REQUIREMENTS:
What is the number of lines containing "legend"? Give only that number.

* Begin DATA SUPPLIED *

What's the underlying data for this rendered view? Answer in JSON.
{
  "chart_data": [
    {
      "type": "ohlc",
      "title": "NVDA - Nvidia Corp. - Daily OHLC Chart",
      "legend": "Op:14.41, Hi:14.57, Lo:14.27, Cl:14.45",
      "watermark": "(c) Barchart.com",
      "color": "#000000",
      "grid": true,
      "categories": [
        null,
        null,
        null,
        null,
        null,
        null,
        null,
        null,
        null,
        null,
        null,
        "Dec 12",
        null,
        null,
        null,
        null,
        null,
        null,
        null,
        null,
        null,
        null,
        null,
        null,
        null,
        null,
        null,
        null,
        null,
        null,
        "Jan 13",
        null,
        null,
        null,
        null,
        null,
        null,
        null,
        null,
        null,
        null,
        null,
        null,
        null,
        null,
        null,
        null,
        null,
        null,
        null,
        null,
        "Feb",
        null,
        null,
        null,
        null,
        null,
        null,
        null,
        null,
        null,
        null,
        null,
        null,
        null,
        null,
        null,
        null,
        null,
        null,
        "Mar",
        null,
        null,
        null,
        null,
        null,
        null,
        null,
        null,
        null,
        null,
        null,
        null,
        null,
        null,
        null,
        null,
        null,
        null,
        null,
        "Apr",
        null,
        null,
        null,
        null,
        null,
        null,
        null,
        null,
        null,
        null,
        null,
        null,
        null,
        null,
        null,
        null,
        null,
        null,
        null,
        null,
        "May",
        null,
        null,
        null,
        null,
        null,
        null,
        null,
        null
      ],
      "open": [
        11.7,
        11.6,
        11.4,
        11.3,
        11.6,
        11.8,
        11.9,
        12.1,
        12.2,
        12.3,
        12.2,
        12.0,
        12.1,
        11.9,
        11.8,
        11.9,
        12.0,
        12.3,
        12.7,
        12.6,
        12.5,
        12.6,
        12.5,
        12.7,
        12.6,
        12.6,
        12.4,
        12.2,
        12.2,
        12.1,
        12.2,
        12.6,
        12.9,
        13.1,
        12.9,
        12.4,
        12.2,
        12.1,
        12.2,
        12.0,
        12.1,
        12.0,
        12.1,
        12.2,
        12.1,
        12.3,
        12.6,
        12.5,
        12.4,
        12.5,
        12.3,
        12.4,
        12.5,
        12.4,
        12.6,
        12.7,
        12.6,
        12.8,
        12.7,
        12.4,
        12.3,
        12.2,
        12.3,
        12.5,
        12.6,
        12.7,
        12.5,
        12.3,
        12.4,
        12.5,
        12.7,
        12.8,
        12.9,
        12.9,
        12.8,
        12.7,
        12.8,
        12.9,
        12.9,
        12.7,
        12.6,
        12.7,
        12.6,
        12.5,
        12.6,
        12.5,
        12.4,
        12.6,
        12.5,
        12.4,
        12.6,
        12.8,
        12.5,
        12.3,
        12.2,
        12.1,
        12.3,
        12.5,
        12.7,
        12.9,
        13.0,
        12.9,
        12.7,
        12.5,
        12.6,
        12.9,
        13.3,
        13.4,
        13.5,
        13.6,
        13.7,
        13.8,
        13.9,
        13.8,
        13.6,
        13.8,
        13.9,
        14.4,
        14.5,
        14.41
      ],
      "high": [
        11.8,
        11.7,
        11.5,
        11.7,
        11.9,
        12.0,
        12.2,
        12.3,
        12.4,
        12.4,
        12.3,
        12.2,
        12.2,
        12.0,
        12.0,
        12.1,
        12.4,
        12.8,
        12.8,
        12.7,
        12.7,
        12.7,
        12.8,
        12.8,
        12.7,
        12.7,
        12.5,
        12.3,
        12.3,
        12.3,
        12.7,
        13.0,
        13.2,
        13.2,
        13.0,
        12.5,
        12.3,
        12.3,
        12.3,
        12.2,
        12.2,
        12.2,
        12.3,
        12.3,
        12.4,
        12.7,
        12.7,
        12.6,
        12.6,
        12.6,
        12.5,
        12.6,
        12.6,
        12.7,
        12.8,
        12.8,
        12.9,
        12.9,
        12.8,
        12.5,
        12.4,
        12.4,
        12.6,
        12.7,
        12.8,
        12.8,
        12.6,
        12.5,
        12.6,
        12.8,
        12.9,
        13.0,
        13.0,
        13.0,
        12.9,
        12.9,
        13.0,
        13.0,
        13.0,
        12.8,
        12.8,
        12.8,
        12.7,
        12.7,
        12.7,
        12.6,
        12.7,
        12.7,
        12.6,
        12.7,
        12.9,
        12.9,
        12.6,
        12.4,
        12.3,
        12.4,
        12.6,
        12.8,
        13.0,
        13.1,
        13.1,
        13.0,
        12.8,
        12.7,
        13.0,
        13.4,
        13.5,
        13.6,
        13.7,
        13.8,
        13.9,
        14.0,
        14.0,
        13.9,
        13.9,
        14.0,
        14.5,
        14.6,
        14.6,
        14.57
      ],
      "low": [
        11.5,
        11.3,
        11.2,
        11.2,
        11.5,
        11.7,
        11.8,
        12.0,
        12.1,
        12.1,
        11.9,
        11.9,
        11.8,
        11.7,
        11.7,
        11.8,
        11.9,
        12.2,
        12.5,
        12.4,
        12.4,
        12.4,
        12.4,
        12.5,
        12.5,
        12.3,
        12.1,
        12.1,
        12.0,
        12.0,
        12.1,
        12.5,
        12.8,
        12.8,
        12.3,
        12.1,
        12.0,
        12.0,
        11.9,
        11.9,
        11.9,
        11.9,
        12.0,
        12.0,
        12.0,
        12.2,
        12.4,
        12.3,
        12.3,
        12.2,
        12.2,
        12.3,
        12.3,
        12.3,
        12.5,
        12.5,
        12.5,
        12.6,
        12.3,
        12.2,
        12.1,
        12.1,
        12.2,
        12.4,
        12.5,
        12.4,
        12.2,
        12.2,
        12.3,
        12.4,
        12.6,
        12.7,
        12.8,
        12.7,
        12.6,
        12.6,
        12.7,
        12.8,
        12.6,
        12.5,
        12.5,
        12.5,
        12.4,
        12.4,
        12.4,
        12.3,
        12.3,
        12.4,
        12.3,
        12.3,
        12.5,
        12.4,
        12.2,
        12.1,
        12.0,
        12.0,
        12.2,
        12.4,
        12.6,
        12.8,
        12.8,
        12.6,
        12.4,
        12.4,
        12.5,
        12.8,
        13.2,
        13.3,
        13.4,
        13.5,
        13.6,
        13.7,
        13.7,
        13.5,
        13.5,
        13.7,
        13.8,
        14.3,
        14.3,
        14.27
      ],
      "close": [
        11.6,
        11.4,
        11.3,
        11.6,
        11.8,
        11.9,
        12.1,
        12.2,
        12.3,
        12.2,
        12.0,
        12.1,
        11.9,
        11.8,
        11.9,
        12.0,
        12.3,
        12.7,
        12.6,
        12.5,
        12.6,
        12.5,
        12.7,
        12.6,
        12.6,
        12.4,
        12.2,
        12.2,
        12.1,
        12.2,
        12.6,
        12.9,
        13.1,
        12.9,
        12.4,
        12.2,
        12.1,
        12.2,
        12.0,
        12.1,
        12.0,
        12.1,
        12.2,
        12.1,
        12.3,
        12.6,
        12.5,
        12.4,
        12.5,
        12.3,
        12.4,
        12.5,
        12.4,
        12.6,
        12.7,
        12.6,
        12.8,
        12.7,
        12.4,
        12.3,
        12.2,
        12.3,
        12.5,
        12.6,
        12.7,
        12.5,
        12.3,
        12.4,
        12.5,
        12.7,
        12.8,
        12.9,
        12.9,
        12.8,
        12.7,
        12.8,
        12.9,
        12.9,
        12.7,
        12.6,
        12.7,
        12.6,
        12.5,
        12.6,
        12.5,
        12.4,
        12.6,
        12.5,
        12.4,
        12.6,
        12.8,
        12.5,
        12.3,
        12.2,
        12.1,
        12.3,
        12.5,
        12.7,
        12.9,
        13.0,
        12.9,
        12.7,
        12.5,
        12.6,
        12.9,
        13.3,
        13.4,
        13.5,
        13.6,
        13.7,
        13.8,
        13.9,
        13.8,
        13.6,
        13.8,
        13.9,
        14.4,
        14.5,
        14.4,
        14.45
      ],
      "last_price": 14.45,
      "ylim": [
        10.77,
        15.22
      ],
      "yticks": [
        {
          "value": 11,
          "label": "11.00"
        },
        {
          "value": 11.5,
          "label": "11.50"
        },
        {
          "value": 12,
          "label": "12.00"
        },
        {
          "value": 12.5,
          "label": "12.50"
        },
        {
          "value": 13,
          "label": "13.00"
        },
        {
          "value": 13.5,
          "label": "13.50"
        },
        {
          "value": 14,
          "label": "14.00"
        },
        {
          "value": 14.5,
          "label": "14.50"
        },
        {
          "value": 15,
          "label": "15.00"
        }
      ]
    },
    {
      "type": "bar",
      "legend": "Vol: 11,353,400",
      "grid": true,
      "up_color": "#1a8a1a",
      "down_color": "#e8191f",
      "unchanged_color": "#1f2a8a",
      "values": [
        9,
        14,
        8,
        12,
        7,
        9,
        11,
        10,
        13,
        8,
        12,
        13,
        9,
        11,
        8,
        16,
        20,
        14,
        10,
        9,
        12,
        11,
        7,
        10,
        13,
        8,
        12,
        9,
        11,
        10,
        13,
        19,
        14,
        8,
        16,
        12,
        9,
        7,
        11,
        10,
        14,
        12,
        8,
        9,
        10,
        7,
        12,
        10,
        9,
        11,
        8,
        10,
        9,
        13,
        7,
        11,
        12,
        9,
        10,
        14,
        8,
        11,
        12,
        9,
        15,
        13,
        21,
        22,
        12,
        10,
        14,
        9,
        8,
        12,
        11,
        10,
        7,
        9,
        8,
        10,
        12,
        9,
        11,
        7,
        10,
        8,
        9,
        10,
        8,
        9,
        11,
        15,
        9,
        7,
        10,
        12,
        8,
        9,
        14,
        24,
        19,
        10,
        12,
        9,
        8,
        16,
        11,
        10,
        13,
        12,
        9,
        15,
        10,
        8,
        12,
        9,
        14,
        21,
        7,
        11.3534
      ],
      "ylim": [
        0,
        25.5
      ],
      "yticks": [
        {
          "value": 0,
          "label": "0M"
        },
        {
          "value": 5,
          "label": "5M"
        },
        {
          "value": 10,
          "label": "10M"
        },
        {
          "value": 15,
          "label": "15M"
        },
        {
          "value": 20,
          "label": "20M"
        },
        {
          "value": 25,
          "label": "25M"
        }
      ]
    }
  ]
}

* End DATA SUPPLIED *

OUTPUT FOR THIS EXERCISE:
2